What is being asked. Exclude all pictures, then copy each of the records exactly as written.

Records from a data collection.
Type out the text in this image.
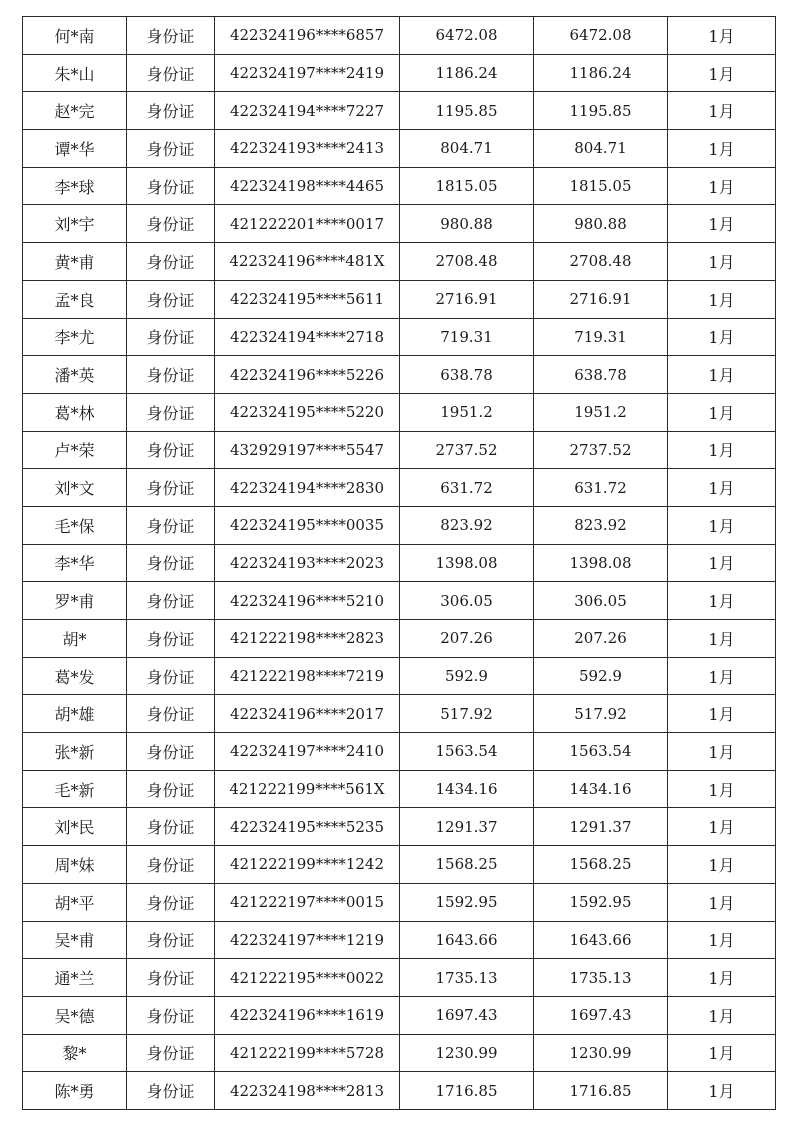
何*南	身份证	422324196****6857	6472.08	6472.08	1月
朱*山	身份证	422324197****2419	1186.24	1186.24	1月
赵*完	身份证	422324194****7227	1195.85	1195.85	1月
谭*华	身份证	422324193****2413	804.71	804.71	1月
李*球	身份证	422324198****4465	1815.05	1815.05	1月
刘*宇	身份证	421222201****0017	980.88	980.88	1月
黄*甫	身份证	422324196****481X	2708.48	2708.48	1月
孟*良	身份证	422324195****5611	2716.91	2716.91	1月
李*尤	身份证	422324194****2718	719.31	719.31	1月
潘*英	身份证	422324196****5226	638.78	638.78	1月
葛*林	身份证	422324195****5220	1951.2	1951.2	1月
卢*荣	身份证	432929197****5547	2737.52	2737.52	1月
刘*文	身份证	422324194****2830	631.72	631.72	1月
毛*保	身份证	422324195****0035	823.92	823.92	1月
李*华	身份证	422324193****2023	1398.08	1398.08	1月
罗*甫	身份证	422324196****5210	306.05	306.05	1月
胡*	身份证	421222198****2823	207.26	207.26	1月
葛*发	身份证	421222198****7219	592.9	592.9	1月
胡*雄	身份证	422324196****2017	517.92	517.92	1月
张*新	身份证	422324197****2410	1563.54	1563.54	1月
毛*新	身份证	421222199****561X	1434.16	1434.16	1月
刘*民	身份证	422324195****5235	1291.37	1291.37	1月
周*妹	身份证	421222199****1242	1568.25	1568.25	1月
胡*平	身份证	421222197****0015	1592.95	1592.95	1月
吴*甫	身份证	422324197****1219	1643.66	1643.66	1月
通*兰	身份证	421222195****0022	1735.13	1735.13	1月
吴*德	身份证	422324196****1619	1697.43	1697.43	1月
黎*	身份证	421222199****5728	1230.99	1230.99	1月
陈*勇	身份证	422324198****2813	1716.85	1716.85	1月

Written response.
Type out the text in this image.
何*南	身份证	422324196****6857	6472.08	6472.08	1月
朱*山	身份证	422324197****2419	1186.24	1186.24	1月
赵*完	身份证	422324194****7227	1195.85	1195.85	1月
谭*华	身份证	422324193****2413	804.71	804.71	1月
李*球	身份证	422324198****4465	1815.05	1815.05	1月
刘*宇	身份证	421222201****0017	980.88	980.88	1月
黄*甫	身份证	422324196****481X	2708.48	2708.48	1月
孟*良	身份证	422324195****5611	2716.91	2716.91	1月
李*尤	身份证	422324194****2718	719.31	719.31	1月
潘*英	身份证	422324196****5226	638.78	638.78	1月
葛*林	身份证	422324195****5220	1951.2	1951.2	1月
卢*荣	身份证	432929197****5547	2737.52	2737.52	1月
刘*文	身份证	422324194****2830	631.72	631.72	1月
毛*保	身份证	422324195****0035	823.92	823.92	1月
李*华	身份证	422324193****2023	1398.08	1398.08	1月
罗*甫	身份证	422324196****5210	306.05	306.05	1月
胡*	身份证	421222198****2823	207.26	207.26	1月
葛*发	身份证	421222198****7219	592.9	592.9	1月
胡*雄	身份证	422324196****2017	517.92	517.92	1月
张*新	身份证	422324197****2410	1563.54	1563.54	1月
毛*新	身份证	421222199****561X	1434.16	1434.16	1月
刘*民	身份证	422324195****5235	1291.37	1291.37	1月
周*妹	身份证	421222199****1242	1568.25	1568.25	1月
胡*平	身份证	421222197****0015	1592.95	1592.95	1月
吴*甫	身份证	422324197****1219	1643.66	1643.66	1月
通*兰	身份证	421222195****0022	1735.13	1735.13	1月
吴*德	身份证	422324196****1619	1697.43	1697.43	1月
黎*	身份证	421222199****5728	1230.99	1230.99	1月
陈*勇	身份证	422324198****2813	1716.85	1716.85	1月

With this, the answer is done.